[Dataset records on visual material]
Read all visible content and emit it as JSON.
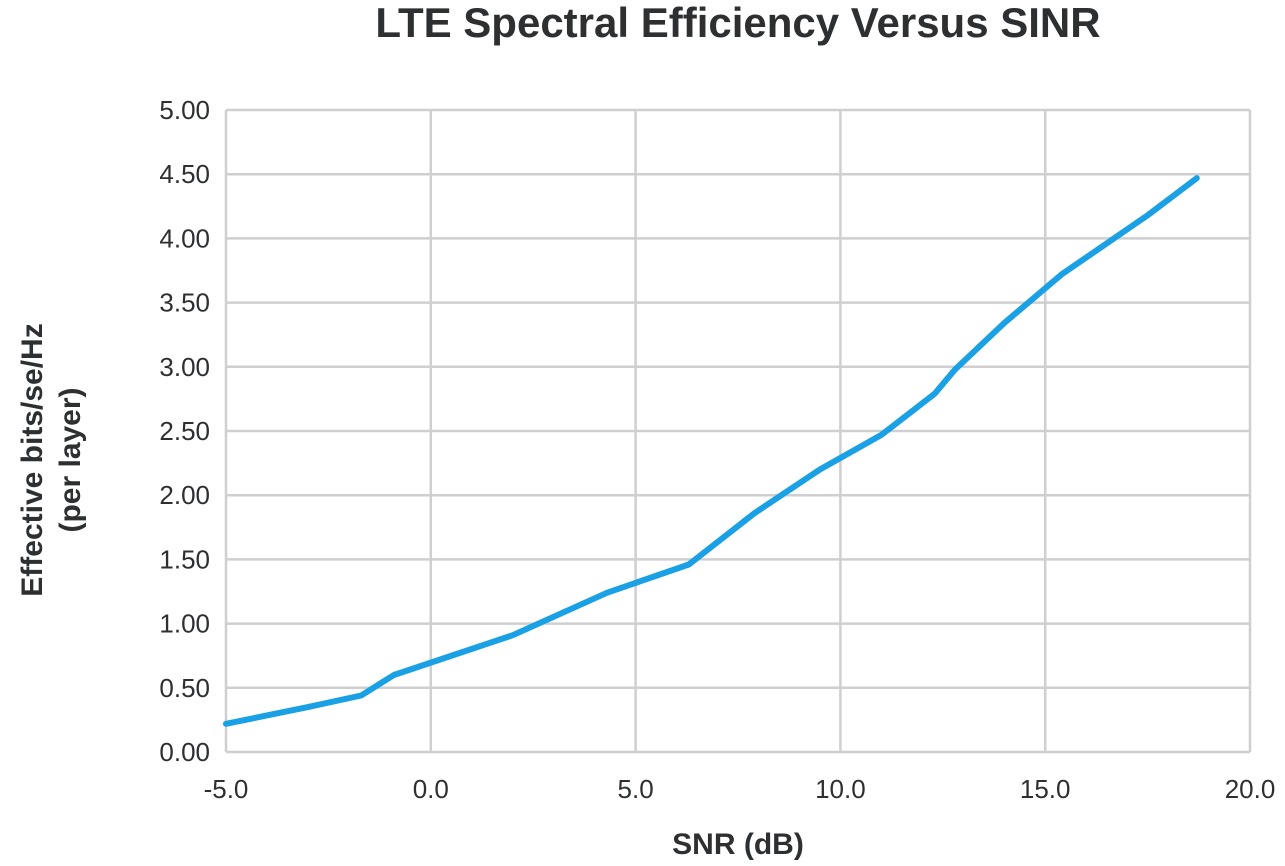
{
  "chart_data": {
    "type": "line",
    "title": "LTE Spectral Efficiency Versus SINR",
    "xlabel": "SNR (dB)",
    "ylabel_lines": [
      "Effective bits/se/Hz",
      "(per layer)"
    ],
    "xlim": [
      -5,
      20
    ],
    "ylim": [
      0,
      5
    ],
    "x_ticks": [
      -5,
      0,
      5,
      10,
      15,
      20
    ],
    "x_tick_labels": [
      "-5.0",
      "0.0",
      "5.0",
      "10.0",
      "15.0",
      "20.0"
    ],
    "y_ticks": [
      0,
      0.5,
      1,
      1.5,
      2,
      2.5,
      3,
      3.5,
      4,
      4.5,
      5
    ],
    "y_tick_labels": [
      "0.00",
      "0.50",
      "1.00",
      "1.50",
      "2.00",
      "2.50",
      "3.00",
      "3.50",
      "4.00",
      "4.50",
      "5.00"
    ],
    "grid": true,
    "series": [
      {
        "name": "LTE",
        "color": "#1aa0e4",
        "x": [
          -5.0,
          -3.0,
          -1.7,
          -0.9,
          2.0,
          4.3,
          6.3,
          7.9,
          9.5,
          11.0,
          12.3,
          12.8,
          14.0,
          15.4,
          17.5,
          18.7
        ],
        "y": [
          0.22,
          0.35,
          0.44,
          0.6,
          0.91,
          1.24,
          1.46,
          1.86,
          2.2,
          2.47,
          2.79,
          2.98,
          3.34,
          3.72,
          4.18,
          4.47
        ]
      }
    ]
  }
}
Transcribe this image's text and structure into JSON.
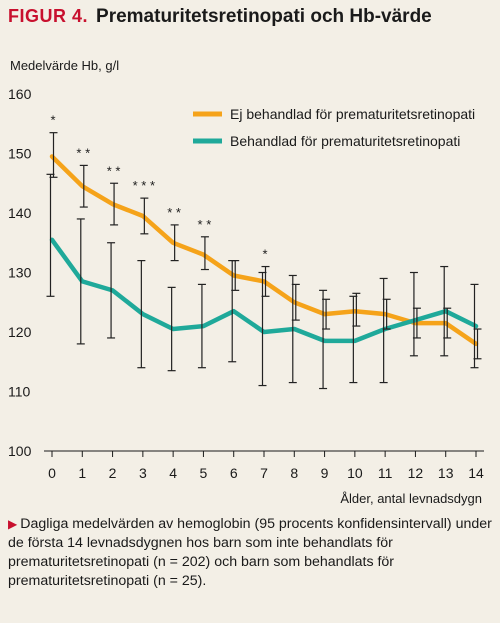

PROMPT
Copy the whole listing above word for word but do not carry over the pictures.

SOLUTION
Read all visible content and emit it as JSON.
{
  "chart_data": {
    "type": "line",
    "title": "LTE Spectral Efficiency Versus SINR",
    "xlabel": "SNR (dB)",
    "ylabel_lines": [
      "Effective bits/se/Hz",
      "(per layer)"
    ],
    "xlim": [
      -5,
      20
    ],
    "ylim": [
      0,
      5
    ],
    "x_ticks": [
      -5,
      0,
      5,
      10,
      15,
      20
    ],
    "x_tick_labels": [
      "-5.0",
      "0.0",
      "5.0",
      "10.0",
      "15.0",
      "20.0"
    ],
    "y_ticks": [
      0,
      0.5,
      1,
      1.5,
      2,
      2.5,
      3,
      3.5,
      4,
      4.5,
      5
    ],
    "y_tick_labels": [
      "0.00",
      "0.50",
      "1.00",
      "1.50",
      "2.00",
      "2.50",
      "3.00",
      "3.50",
      "4.00",
      "4.50",
      "5.00"
    ],
    "grid": true,
    "series": [
      {
        "name": "LTE",
        "color": "#1aa0e4",
        "x": [
          -5.0,
          -3.0,
          -1.7,
          -0.9,
          2.0,
          4.3,
          6.3,
          7.9,
          9.5,
          11.0,
          12.3,
          12.8,
          14.0,
          15.4,
          17.5,
          18.7
        ],
        "y": [
          0.22,
          0.35,
          0.44,
          0.6,
          0.91,
          1.24,
          1.46,
          1.86,
          2.2,
          2.47,
          2.79,
          2.98,
          3.34,
          3.72,
          4.18,
          4.47
        ]
      }
    ]
  }
}
Transcribe this image's text and structure into JSON.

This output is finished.